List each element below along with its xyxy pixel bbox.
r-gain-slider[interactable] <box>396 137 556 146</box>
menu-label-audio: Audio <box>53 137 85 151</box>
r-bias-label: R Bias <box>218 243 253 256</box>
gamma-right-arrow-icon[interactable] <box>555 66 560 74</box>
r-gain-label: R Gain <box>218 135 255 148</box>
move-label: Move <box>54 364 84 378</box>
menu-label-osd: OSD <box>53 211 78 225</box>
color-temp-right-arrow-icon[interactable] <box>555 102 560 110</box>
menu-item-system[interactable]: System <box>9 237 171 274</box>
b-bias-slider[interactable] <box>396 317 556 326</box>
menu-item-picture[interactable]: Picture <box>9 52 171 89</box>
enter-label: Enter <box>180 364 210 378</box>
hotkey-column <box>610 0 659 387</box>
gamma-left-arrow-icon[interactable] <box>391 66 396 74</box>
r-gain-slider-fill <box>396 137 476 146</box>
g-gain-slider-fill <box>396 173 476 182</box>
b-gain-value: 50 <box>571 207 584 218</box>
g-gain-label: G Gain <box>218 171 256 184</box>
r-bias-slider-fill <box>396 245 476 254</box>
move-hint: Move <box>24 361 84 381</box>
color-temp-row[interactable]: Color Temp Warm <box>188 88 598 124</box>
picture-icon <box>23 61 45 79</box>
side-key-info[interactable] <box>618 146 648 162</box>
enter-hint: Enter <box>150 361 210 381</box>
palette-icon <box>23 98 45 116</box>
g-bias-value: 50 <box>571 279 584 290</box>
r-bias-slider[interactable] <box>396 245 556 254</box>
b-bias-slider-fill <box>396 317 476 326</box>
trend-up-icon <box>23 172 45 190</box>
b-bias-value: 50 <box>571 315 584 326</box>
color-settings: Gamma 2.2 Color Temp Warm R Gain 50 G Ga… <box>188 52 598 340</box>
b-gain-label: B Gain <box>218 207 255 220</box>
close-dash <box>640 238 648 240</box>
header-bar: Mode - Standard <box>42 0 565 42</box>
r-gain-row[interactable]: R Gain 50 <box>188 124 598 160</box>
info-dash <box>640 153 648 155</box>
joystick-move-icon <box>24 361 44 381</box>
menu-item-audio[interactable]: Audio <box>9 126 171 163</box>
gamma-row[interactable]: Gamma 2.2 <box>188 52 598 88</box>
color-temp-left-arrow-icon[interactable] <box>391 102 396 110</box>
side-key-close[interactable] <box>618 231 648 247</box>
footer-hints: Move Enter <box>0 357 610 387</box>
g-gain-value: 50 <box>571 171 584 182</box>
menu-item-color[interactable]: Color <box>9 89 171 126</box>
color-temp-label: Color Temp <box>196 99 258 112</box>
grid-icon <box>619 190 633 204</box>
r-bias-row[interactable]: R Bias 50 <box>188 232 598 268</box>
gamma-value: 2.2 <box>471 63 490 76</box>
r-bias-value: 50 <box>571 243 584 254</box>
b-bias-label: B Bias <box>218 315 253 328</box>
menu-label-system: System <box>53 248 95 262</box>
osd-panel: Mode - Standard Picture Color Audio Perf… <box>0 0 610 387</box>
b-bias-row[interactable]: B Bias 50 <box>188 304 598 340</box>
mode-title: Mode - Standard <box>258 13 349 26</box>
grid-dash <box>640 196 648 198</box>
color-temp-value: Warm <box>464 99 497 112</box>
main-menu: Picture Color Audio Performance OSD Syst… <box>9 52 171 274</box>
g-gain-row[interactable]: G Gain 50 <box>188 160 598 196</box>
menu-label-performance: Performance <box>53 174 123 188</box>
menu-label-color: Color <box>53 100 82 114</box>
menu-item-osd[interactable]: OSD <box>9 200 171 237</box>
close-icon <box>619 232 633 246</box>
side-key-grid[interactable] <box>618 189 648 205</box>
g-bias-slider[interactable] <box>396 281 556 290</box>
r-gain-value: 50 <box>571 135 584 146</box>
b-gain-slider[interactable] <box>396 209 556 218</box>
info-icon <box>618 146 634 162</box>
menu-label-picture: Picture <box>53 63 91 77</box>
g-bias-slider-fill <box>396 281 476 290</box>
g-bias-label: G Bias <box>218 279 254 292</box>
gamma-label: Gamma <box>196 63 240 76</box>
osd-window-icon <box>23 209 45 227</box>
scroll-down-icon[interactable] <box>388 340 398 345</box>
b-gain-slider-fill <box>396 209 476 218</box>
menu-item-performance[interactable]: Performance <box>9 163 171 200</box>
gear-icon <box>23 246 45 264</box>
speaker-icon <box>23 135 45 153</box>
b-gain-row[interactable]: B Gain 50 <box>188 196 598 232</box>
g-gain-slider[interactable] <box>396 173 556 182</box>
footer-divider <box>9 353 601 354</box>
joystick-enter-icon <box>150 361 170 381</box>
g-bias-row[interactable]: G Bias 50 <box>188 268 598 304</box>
******************************
OBJECTIF DE L'EXERCICE :: Renommez « Warm » en « Cool » dans l'ensemble des enregistrements, puis recopiez-les intégralement sans autre modification.

CORRIGÉ DE L'EXERCICE ::
List each element below along with its xyxy pixel bbox.
r-gain-slider[interactable] <box>396 137 556 146</box>
menu-label-audio: Audio <box>53 137 85 151</box>
r-bias-label: R Bias <box>218 243 253 256</box>
gamma-right-arrow-icon[interactable] <box>555 66 560 74</box>
r-gain-label: R Gain <box>218 135 255 148</box>
move-label: Move <box>54 364 84 378</box>
menu-label-osd: OSD <box>53 211 78 225</box>
color-temp-right-arrow-icon[interactable] <box>555 102 560 110</box>
menu-item-system[interactable]: System <box>9 237 171 274</box>
b-bias-slider[interactable] <box>396 317 556 326</box>
menu-item-picture[interactable]: Picture <box>9 52 171 89</box>
enter-label: Enter <box>180 364 210 378</box>
hotkey-column <box>610 0 659 387</box>
gamma-left-arrow-icon[interactable] <box>391 66 396 74</box>
r-gain-slider-fill <box>396 137 476 146</box>
g-gain-slider-fill <box>396 173 476 182</box>
b-gain-value: 50 <box>571 207 584 218</box>
g-gain-label: G Gain <box>218 171 256 184</box>
r-bias-slider-fill <box>396 245 476 254</box>
move-hint: Move <box>24 361 84 381</box>
color-temp-row[interactable]: Color Temp Cool <box>188 88 598 124</box>
picture-icon <box>23 61 45 79</box>
side-key-info[interactable] <box>618 146 648 162</box>
enter-hint: Enter <box>150 361 210 381</box>
palette-icon <box>23 98 45 116</box>
g-bias-value: 50 <box>571 279 584 290</box>
r-bias-slider[interactable] <box>396 245 556 254</box>
b-bias-slider-fill <box>396 317 476 326</box>
trend-up-icon <box>23 172 45 190</box>
b-bias-value: 50 <box>571 315 584 326</box>
color-settings: Gamma 2.2 Color Temp Cool R Gain 50 G Ga… <box>188 52 598 340</box>
b-gain-label: B Gain <box>218 207 255 220</box>
close-dash <box>640 238 648 240</box>
header-bar: Mode - Standard <box>42 0 565 42</box>
r-gain-row[interactable]: R Gain 50 <box>188 124 598 160</box>
info-dash <box>640 153 648 155</box>
joystick-move-icon <box>24 361 44 381</box>
menu-item-audio[interactable]: Audio <box>9 126 171 163</box>
gamma-row[interactable]: Gamma 2.2 <box>188 52 598 88</box>
color-temp-left-arrow-icon[interactable] <box>391 102 396 110</box>
side-key-close[interactable] <box>618 231 648 247</box>
footer-hints: Move Enter <box>0 357 610 387</box>
g-gain-value: 50 <box>571 171 584 182</box>
menu-item-color[interactable]: Color <box>9 89 171 126</box>
color-temp-label: Color Temp <box>196 99 258 112</box>
grid-icon <box>619 190 633 204</box>
r-bias-row[interactable]: R Bias 50 <box>188 232 598 268</box>
gamma-value: 2.2 <box>471 63 490 76</box>
r-bias-value: 50 <box>571 243 584 254</box>
b-bias-label: B Bias <box>218 315 253 328</box>
menu-label-system: System <box>53 248 95 262</box>
osd-panel: Mode - Standard Picture Color Audio Perf… <box>0 0 610 387</box>
b-bias-row[interactable]: B Bias 50 <box>188 304 598 340</box>
mode-title: Mode - Standard <box>258 13 349 26</box>
grid-dash <box>640 196 648 198</box>
color-temp-value: Cool <box>464 99 497 112</box>
main-menu: Picture Color Audio Performance OSD Syst… <box>9 52 171 274</box>
g-gain-row[interactable]: G Gain 50 <box>188 160 598 196</box>
menu-label-performance: Performance <box>53 174 123 188</box>
menu-label-color: Color <box>53 100 82 114</box>
menu-item-osd[interactable]: OSD <box>9 200 171 237</box>
close-icon <box>619 232 633 246</box>
side-key-grid[interactable] <box>618 189 648 205</box>
g-bias-slider[interactable] <box>396 281 556 290</box>
r-gain-value: 50 <box>571 135 584 146</box>
b-gain-slider[interactable] <box>396 209 556 218</box>
info-icon <box>618 146 634 162</box>
menu-label-picture: Picture <box>53 63 91 77</box>
g-bias-slider-fill <box>396 281 476 290</box>
g-bias-label: G Bias <box>218 279 254 292</box>
gamma-label: Gamma <box>196 63 240 76</box>
osd-window-icon <box>23 209 45 227</box>
scroll-down-icon[interactable] <box>388 340 398 345</box>
b-gain-slider-fill <box>396 209 476 218</box>
menu-item-performance[interactable]: Performance <box>9 163 171 200</box>
gear-icon <box>23 246 45 264</box>
speaker-icon <box>23 135 45 153</box>
b-gain-row[interactable]: B Gain 50 <box>188 196 598 232</box>
g-gain-slider[interactable] <box>396 173 556 182</box>
footer-divider <box>9 353 601 354</box>
joystick-enter-icon <box>150 361 170 381</box>
g-bias-row[interactable]: G Bias 50 <box>188 268 598 304</box>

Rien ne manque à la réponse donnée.